#### [Exercise directions]
Only the pictures are left out: repeat the rest of the entries exactly.
# Start of Entries shown
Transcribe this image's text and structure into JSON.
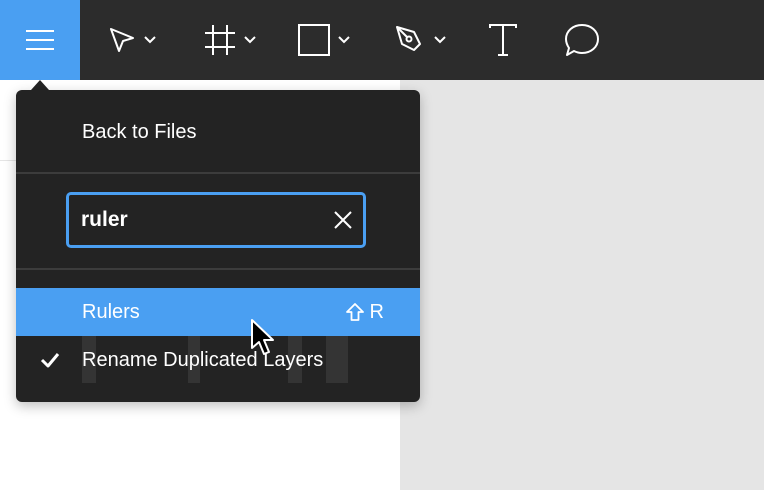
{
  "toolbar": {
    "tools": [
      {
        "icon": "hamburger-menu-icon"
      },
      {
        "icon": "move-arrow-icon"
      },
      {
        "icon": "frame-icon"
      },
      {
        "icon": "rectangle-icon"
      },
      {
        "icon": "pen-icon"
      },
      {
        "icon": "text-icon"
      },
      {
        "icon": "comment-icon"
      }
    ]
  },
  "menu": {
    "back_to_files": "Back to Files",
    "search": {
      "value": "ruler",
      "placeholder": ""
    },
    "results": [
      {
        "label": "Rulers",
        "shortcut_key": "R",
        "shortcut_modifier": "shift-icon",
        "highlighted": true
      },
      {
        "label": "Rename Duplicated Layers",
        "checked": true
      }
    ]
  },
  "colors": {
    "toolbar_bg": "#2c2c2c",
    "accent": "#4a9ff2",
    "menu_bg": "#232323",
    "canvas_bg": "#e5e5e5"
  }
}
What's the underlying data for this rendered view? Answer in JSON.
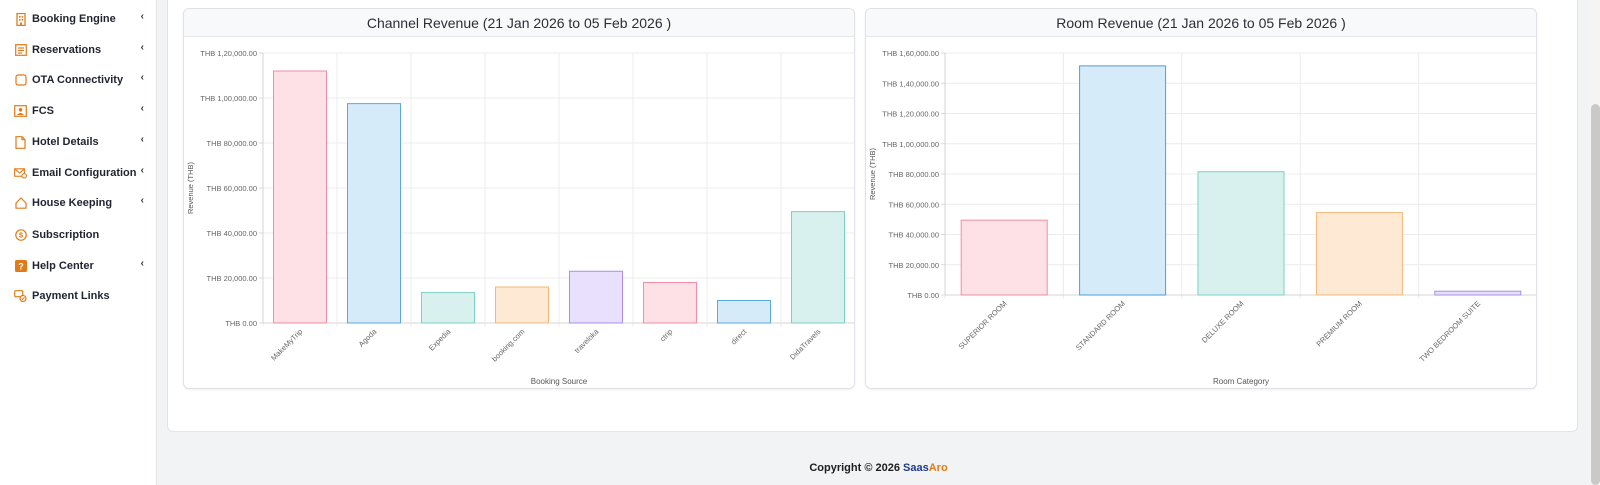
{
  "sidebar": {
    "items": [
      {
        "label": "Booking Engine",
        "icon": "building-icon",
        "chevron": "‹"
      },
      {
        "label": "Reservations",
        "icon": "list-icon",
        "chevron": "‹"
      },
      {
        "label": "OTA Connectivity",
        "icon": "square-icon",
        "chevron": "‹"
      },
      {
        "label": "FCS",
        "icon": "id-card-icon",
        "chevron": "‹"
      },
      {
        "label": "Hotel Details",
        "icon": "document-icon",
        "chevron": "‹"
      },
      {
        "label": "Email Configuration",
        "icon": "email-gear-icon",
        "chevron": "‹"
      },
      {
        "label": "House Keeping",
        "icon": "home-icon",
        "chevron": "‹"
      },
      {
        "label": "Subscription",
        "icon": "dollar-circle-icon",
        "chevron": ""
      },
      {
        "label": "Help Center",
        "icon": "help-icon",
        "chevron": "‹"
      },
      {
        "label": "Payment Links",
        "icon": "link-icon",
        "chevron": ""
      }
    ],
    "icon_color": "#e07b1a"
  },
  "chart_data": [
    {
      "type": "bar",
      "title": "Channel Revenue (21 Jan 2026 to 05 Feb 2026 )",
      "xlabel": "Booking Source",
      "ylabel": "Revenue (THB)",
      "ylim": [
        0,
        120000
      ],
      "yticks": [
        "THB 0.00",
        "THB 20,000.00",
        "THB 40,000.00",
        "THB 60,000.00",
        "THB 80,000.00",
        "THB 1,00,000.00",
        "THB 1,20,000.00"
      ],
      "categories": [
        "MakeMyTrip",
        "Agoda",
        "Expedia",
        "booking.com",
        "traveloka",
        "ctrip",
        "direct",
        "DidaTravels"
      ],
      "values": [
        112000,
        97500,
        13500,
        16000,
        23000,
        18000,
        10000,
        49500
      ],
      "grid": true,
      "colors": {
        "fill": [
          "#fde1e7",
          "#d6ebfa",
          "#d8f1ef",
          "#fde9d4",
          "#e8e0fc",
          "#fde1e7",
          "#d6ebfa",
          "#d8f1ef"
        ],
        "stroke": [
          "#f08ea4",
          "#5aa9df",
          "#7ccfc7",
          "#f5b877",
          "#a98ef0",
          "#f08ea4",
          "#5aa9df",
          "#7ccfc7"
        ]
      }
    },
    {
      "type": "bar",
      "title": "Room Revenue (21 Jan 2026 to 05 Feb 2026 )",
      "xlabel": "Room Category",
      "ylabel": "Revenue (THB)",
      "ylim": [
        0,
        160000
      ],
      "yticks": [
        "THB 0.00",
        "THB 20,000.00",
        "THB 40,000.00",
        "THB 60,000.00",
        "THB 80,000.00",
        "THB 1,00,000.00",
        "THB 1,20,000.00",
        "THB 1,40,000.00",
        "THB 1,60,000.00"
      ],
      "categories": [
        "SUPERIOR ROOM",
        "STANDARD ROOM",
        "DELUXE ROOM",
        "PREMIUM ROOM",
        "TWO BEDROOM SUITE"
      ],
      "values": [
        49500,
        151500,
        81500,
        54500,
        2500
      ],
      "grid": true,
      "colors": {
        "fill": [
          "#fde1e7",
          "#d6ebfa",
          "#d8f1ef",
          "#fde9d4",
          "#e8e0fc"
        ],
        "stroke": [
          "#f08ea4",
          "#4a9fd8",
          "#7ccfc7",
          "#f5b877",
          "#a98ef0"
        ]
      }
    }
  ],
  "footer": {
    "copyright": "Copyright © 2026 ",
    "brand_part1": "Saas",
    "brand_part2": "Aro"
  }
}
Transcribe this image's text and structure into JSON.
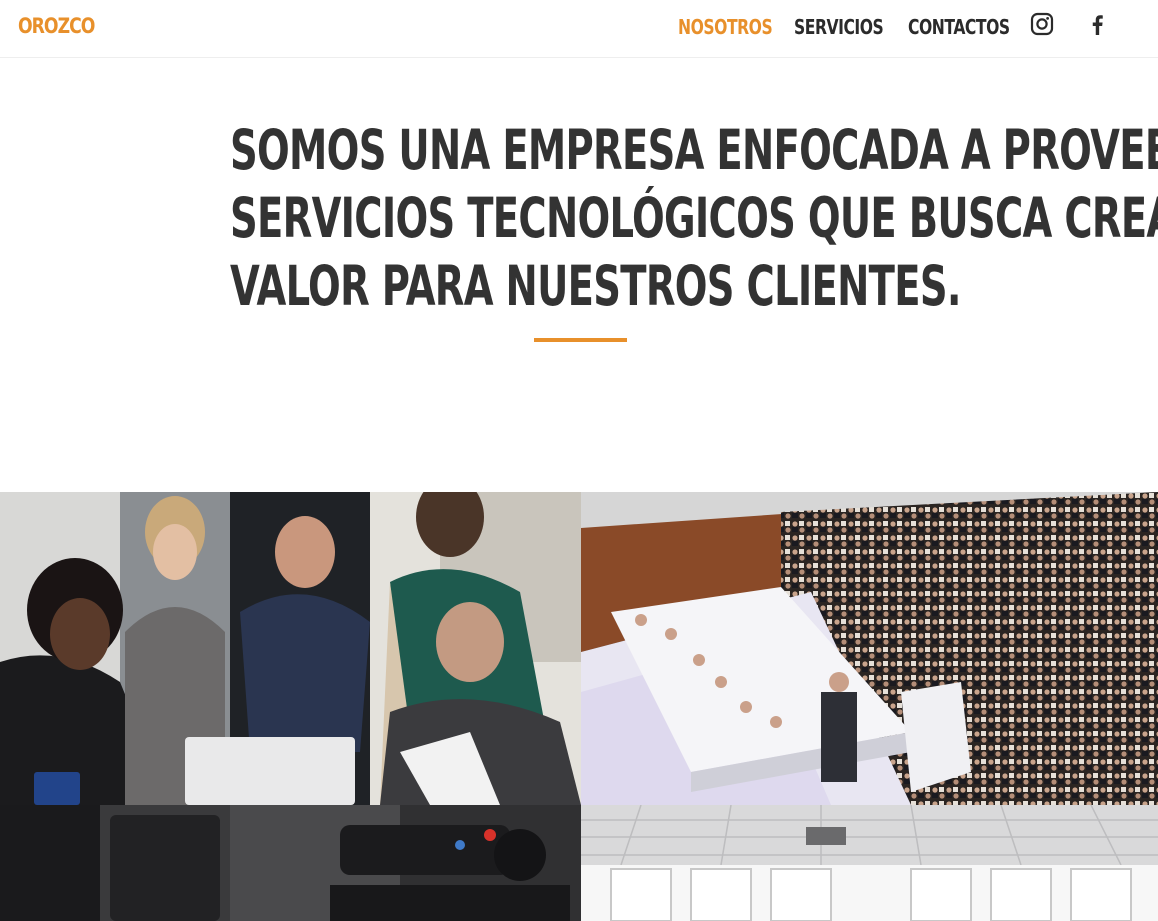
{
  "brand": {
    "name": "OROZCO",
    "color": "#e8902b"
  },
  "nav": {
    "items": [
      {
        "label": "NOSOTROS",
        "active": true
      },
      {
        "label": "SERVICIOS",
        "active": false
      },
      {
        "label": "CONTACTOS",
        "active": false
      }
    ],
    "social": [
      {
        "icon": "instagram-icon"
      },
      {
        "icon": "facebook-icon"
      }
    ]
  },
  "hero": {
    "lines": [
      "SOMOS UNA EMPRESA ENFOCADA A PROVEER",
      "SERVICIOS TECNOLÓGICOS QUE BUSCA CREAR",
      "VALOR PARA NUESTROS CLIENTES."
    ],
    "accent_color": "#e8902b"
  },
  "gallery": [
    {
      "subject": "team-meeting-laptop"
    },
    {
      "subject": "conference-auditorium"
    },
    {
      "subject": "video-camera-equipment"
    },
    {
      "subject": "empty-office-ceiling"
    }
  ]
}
# End of Entries shown
#### [Exercise answer]
Transcribe this image's text and structure into JSON.
{
  "toolbar": {
    "tools": [
      {
        "icon": "hamburger-menu-icon"
      },
      {
        "icon": "move-arrow-icon"
      },
      {
        "icon": "frame-icon"
      },
      {
        "icon": "rectangle-icon"
      },
      {
        "icon": "pen-icon"
      },
      {
        "icon": "text-icon"
      },
      {
        "icon": "comment-icon"
      }
    ]
  },
  "menu": {
    "back_to_files": "Back to Files",
    "search": {
      "value": "ruler",
      "placeholder": ""
    },
    "results": [
      {
        "label": "Rulers",
        "shortcut_key": "R",
        "shortcut_modifier": "shift-icon",
        "highlighted": true
      },
      {
        "label": "Rename Duplicated Layers",
        "checked": true
      }
    ]
  },
  "colors": {
    "toolbar_bg": "#2c2c2c",
    "accent": "#4a9ff2",
    "menu_bg": "#232323",
    "canvas_bg": "#e5e5e5"
  }
}
What's the underlying data for this rendered view? Answer in JSON.
{
  "sidebar": {
    "items": [
      {
        "label": "Booking Engine",
        "icon": "building-icon",
        "chevron": "‹"
      },
      {
        "label": "Reservations",
        "icon": "list-icon",
        "chevron": "‹"
      },
      {
        "label": "OTA Connectivity",
        "icon": "square-icon",
        "chevron": "‹"
      },
      {
        "label": "FCS",
        "icon": "id-card-icon",
        "chevron": "‹"
      },
      {
        "label": "Hotel Details",
        "icon": "document-icon",
        "chevron": "‹"
      },
      {
        "label": "Email Configuration",
        "icon": "email-gear-icon",
        "chevron": "‹"
      },
      {
        "label": "House Keeping",
        "icon": "home-icon",
        "chevron": "‹"
      },
      {
        "label": "Subscription",
        "icon": "dollar-circle-icon",
        "chevron": ""
      },
      {
        "label": "Help Center",
        "icon": "help-icon",
        "chevron": "‹"
      },
      {
        "label": "Payment Links",
        "icon": "link-icon",
        "chevron": ""
      }
    ],
    "icon_color": "#e07b1a"
  },
  "chart_data": [
    {
      "type": "bar",
      "title": "Channel Revenue (21 Jan 2026 to 05 Feb 2026 )",
      "xlabel": "Booking Source",
      "ylabel": "Revenue (THB)",
      "ylim": [
        0,
        120000
      ],
      "yticks": [
        "THB 0.00",
        "THB 20,000.00",
        "THB 40,000.00",
        "THB 60,000.00",
        "THB 80,000.00",
        "THB 1,00,000.00",
        "THB 1,20,000.00"
      ],
      "categories": [
        "MakeMyTrip",
        "Agoda",
        "Expedia",
        "booking.com",
        "traveloka",
        "ctrip",
        "direct",
        "DidaTravels"
      ],
      "values": [
        112000,
        97500,
        13500,
        16000,
        23000,
        18000,
        10000,
        49500
      ],
      "grid": true,
      "colors": {
        "fill": [
          "#fde1e7",
          "#d6ebfa",
          "#d8f1ef",
          "#fde9d4",
          "#e8e0fc",
          "#fde1e7",
          "#d6ebfa",
          "#d8f1ef"
        ],
        "stroke": [
          "#f08ea4",
          "#5aa9df",
          "#7ccfc7",
          "#f5b877",
          "#a98ef0",
          "#f08ea4",
          "#5aa9df",
          "#7ccfc7"
        ]
      }
    },
    {
      "type": "bar",
      "title": "Room Revenue (21 Jan 2026 to 05 Feb 2026 )",
      "xlabel": "Room Category",
      "ylabel": "Revenue (THB)",
      "ylim": [
        0,
        160000
      ],
      "yticks": [
        "THB 0.00",
        "THB 20,000.00",
        "THB 40,000.00",
        "THB 60,000.00",
        "THB 80,000.00",
        "THB 1,00,000.00",
        "THB 1,20,000.00",
        "THB 1,40,000.00",
        "THB 1,60,000.00"
      ],
      "categories": [
        "SUPERIOR ROOM",
        "STANDARD ROOM",
        "DELUXE ROOM",
        "PREMIUM ROOM",
        "TWO BEDROOM SUITE"
      ],
      "values": [
        49500,
        151500,
        81500,
        54500,
        2500
      ],
      "grid": true,
      "colors": {
        "fill": [
          "#fde1e7",
          "#d6ebfa",
          "#d8f1ef",
          "#fde9d4",
          "#e8e0fc"
        ],
        "stroke": [
          "#f08ea4",
          "#4a9fd8",
          "#7ccfc7",
          "#f5b877",
          "#a98ef0"
        ]
      }
    }
  ],
  "footer": {
    "copyright": "Copyright © 2026 ",
    "brand_part1": "Saas",
    "brand_part2": "Aro"
  }
}
Transcribe this image's text and structure into JSON.
{
  "brand": {
    "name": "OROZCO",
    "color": "#e8902b"
  },
  "nav": {
    "items": [
      {
        "label": "NOSOTROS",
        "active": true
      },
      {
        "label": "SERVICIOS",
        "active": false
      },
      {
        "label": "CONTACTOS",
        "active": false
      }
    ],
    "social": [
      {
        "icon": "instagram-icon"
      },
      {
        "icon": "facebook-icon"
      }
    ]
  },
  "hero": {
    "lines": [
      "SOMOS UNA EMPRESA ENFOCADA A PROVEER",
      "SERVICIOS TECNOLÓGICOS QUE BUSCA CREAR",
      "VALOR PARA NUESTROS CLIENTES."
    ],
    "accent_color": "#e8902b"
  },
  "gallery": [
    {
      "subject": "team-meeting-laptop"
    },
    {
      "subject": "conference-auditorium"
    },
    {
      "subject": "video-camera-equipment"
    },
    {
      "subject": "empty-office-ceiling"
    }
  ]
}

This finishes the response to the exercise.